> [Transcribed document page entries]
Content starts

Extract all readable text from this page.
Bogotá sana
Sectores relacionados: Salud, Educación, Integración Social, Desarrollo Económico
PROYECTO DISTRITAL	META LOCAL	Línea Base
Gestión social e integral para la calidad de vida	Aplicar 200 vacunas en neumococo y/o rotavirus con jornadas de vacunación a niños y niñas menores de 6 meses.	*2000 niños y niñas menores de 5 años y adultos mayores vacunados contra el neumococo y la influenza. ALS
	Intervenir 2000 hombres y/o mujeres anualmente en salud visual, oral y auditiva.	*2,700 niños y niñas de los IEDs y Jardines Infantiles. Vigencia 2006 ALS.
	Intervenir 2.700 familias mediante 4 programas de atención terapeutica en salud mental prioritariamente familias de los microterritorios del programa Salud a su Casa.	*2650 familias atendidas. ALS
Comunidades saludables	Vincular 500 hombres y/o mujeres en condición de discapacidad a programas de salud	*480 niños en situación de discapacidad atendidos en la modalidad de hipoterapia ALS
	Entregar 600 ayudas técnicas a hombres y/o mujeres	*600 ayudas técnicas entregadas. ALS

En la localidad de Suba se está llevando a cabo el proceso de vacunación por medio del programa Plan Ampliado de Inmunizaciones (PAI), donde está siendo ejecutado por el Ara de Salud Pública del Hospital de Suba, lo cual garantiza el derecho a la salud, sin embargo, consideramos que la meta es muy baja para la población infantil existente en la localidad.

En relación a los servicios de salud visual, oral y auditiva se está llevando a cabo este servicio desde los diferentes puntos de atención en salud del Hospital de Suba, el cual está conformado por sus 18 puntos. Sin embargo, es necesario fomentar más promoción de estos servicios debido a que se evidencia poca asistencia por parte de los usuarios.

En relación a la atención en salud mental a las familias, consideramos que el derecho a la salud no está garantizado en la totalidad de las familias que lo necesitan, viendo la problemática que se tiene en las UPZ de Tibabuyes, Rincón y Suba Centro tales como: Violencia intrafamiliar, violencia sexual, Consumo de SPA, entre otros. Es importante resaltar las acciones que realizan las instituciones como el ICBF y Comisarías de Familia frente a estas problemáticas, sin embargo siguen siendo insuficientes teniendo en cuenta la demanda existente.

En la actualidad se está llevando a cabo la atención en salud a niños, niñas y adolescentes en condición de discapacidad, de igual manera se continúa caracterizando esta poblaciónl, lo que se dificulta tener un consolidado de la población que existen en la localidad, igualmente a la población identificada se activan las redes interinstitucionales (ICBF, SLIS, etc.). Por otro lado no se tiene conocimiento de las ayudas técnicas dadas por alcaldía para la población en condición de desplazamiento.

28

Content ends

> [WHAT THE TASK ASKS] Filter the entries down to the lines containing "programas". Copy each of those lines.

> [YOUR RESPONSE]
	Intervenir 2.700 familias mediante 4 programas de atención terapeutica en salud mental prioritariamente familias de los microterritorios del programa Salud a su Casa.	*2650 familias atendidas. ALS
Comunidades saludables	Vincular 500 hombres y/o mujeres en condición de discapacidad a programas de salud	*480 niños en situación de discapacidad atendidos en la modalidad de hipoterapia ALS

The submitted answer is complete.